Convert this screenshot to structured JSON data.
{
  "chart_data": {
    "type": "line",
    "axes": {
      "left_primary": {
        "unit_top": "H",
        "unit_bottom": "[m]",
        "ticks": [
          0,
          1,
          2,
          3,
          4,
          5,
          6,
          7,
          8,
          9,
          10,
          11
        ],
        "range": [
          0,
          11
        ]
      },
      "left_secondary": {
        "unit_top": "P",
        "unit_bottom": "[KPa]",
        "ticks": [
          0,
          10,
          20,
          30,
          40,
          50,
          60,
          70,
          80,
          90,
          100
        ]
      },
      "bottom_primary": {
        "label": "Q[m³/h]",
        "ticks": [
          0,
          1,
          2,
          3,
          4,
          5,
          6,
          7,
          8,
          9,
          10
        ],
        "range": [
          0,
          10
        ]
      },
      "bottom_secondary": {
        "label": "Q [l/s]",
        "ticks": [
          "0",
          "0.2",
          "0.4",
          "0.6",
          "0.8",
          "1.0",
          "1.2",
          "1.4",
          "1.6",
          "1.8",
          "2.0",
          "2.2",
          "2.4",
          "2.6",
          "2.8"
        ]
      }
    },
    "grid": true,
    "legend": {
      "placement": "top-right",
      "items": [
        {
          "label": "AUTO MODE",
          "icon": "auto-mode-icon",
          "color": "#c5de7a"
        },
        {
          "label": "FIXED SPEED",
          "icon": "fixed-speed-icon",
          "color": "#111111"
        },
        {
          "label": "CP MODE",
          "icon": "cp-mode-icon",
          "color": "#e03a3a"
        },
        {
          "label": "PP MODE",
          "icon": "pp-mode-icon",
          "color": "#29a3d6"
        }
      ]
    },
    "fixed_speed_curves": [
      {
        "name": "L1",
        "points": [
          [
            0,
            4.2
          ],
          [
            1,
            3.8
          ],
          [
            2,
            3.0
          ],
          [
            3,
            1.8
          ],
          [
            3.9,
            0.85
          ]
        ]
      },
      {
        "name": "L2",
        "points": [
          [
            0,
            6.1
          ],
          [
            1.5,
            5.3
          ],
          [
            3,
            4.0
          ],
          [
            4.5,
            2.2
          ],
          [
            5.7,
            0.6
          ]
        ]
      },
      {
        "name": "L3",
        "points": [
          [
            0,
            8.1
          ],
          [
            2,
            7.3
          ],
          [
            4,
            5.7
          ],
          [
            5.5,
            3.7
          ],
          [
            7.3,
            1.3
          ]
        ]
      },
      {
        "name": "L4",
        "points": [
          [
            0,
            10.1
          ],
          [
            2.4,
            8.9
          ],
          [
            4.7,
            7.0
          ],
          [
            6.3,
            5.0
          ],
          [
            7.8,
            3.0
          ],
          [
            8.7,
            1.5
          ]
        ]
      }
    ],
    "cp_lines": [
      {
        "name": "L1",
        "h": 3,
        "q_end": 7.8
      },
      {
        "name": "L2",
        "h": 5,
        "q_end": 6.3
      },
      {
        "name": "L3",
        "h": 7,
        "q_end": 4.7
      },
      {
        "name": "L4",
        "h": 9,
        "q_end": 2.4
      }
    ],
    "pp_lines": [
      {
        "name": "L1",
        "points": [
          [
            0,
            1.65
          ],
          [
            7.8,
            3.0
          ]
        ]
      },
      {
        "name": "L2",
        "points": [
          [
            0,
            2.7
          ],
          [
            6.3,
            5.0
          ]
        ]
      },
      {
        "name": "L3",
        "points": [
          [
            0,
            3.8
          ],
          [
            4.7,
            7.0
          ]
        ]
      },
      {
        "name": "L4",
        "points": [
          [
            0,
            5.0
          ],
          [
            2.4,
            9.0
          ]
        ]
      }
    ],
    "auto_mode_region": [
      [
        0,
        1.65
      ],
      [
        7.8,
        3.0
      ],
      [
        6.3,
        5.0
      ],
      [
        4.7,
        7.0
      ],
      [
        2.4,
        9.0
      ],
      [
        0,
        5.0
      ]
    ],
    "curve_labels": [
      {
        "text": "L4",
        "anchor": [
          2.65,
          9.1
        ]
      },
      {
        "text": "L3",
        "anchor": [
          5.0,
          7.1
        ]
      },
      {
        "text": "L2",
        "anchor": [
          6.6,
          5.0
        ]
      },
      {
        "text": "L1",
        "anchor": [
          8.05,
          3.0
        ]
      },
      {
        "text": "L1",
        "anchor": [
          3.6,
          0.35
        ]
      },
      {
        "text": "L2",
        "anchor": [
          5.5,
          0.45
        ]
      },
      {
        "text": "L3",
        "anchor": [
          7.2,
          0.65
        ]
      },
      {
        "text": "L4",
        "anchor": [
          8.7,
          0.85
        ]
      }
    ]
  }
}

→ **EXERCISE**:
Reproduce the listing shown above in its entirety, exactly.

→ **REPLY TO THE TASK**:
Convert this screenshot to structured JSON data.
{
  "chart_data": {
    "type": "line",
    "axes": {
      "left_primary": {
        "unit_top": "H",
        "unit_bottom": "[m]",
        "ticks": [
          0,
          1,
          2,
          3,
          4,
          5,
          6,
          7,
          8,
          9,
          10,
          11
        ],
        "range": [
          0,
          11
        ]
      },
      "left_secondary": {
        "unit_top": "P",
        "unit_bottom": "[KPa]",
        "ticks": [
          0,
          10,
          20,
          30,
          40,
          50,
          60,
          70,
          80,
          90,
          100
        ]
      },
      "bottom_primary": {
        "label": "Q[m³/h]",
        "ticks": [
          0,
          1,
          2,
          3,
          4,
          5,
          6,
          7,
          8,
          9,
          10
        ],
        "range": [
          0,
          10
        ]
      },
      "bottom_secondary": {
        "label": "Q [l/s]",
        "ticks": [
          "0",
          "0.2",
          "0.4",
          "0.6",
          "0.8",
          "1.0",
          "1.2",
          "1.4",
          "1.6",
          "1.8",
          "2.0",
          "2.2",
          "2.4",
          "2.6",
          "2.8"
        ]
      }
    },
    "grid": true,
    "legend": {
      "placement": "top-right",
      "items": [
        {
          "label": "AUTO MODE",
          "icon": "auto-mode-icon",
          "color": "#c5de7a"
        },
        {
          "label": "FIXED SPEED",
          "icon": "fixed-speed-icon",
          "color": "#111111"
        },
        {
          "label": "CP MODE",
          "icon": "cp-mode-icon",
          "color": "#e03a3a"
        },
        {
          "label": "PP MODE",
          "icon": "pp-mode-icon",
          "color": "#29a3d6"
        }
      ]
    },
    "fixed_speed_curves": [
      {
        "name": "L1",
        "points": [
          [
            0,
            4.2
          ],
          [
            1,
            3.8
          ],
          [
            2,
            3.0
          ],
          [
            3,
            1.8
          ],
          [
            3.9,
            0.85
          ]
        ]
      },
      {
        "name": "L2",
        "points": [
          [
            0,
            6.1
          ],
          [
            1.5,
            5.3
          ],
          [
            3,
            4.0
          ],
          [
            4.5,
            2.2
          ],
          [
            5.7,
            0.6
          ]
        ]
      },
      {
        "name": "L3",
        "points": [
          [
            0,
            8.1
          ],
          [
            2,
            7.3
          ],
          [
            4,
            5.7
          ],
          [
            5.5,
            3.7
          ],
          [
            7.3,
            1.3
          ]
        ]
      },
      {
        "name": "L4",
        "points": [
          [
            0,
            10.1
          ],
          [
            2.4,
            8.9
          ],
          [
            4.7,
            7.0
          ],
          [
            6.3,
            5.0
          ],
          [
            7.8,
            3.0
          ],
          [
            8.7,
            1.5
          ]
        ]
      }
    ],
    "cp_lines": [
      {
        "name": "L1",
        "h": 3,
        "q_end": 7.8
      },
      {
        "name": "L2",
        "h": 5,
        "q_end": 6.3
      },
      {
        "name": "L3",
        "h": 7,
        "q_end": 4.7
      },
      {
        "name": "L4",
        "h": 9,
        "q_end": 2.4
      }
    ],
    "pp_lines": [
      {
        "name": "L1",
        "points": [
          [
            0,
            1.65
          ],
          [
            7.8,
            3.0
          ]
        ]
      },
      {
        "name": "L2",
        "points": [
          [
            0,
            2.7
          ],
          [
            6.3,
            5.0
          ]
        ]
      },
      {
        "name": "L3",
        "points": [
          [
            0,
            3.8
          ],
          [
            4.7,
            7.0
          ]
        ]
      },
      {
        "name": "L4",
        "points": [
          [
            0,
            5.0
          ],
          [
            2.4,
            9.0
          ]
        ]
      }
    ],
    "auto_mode_region": [
      [
        0,
        1.65
      ],
      [
        7.8,
        3.0
      ],
      [
        6.3,
        5.0
      ],
      [
        4.7,
        7.0
      ],
      [
        2.4,
        9.0
      ],
      [
        0,
        5.0
      ]
    ],
    "curve_labels": [
      {
        "text": "L4",
        "anchor": [
          2.65,
          9.1
        ]
      },
      {
        "text": "L3",
        "anchor": [
          5.0,
          7.1
        ]
      },
      {
        "text": "L2",
        "anchor": [
          6.6,
          5.0
        ]
      },
      {
        "text": "L1",
        "anchor": [
          8.05,
          3.0
        ]
      },
      {
        "text": "L1",
        "anchor": [
          3.6,
          0.35
        ]
      },
      {
        "text": "L2",
        "anchor": [
          5.5,
          0.45
        ]
      },
      {
        "text": "L3",
        "anchor": [
          7.2,
          0.65
        ]
      },
      {
        "text": "L4",
        "anchor": [
          8.7,
          0.85
        ]
      }
    ]
  }
}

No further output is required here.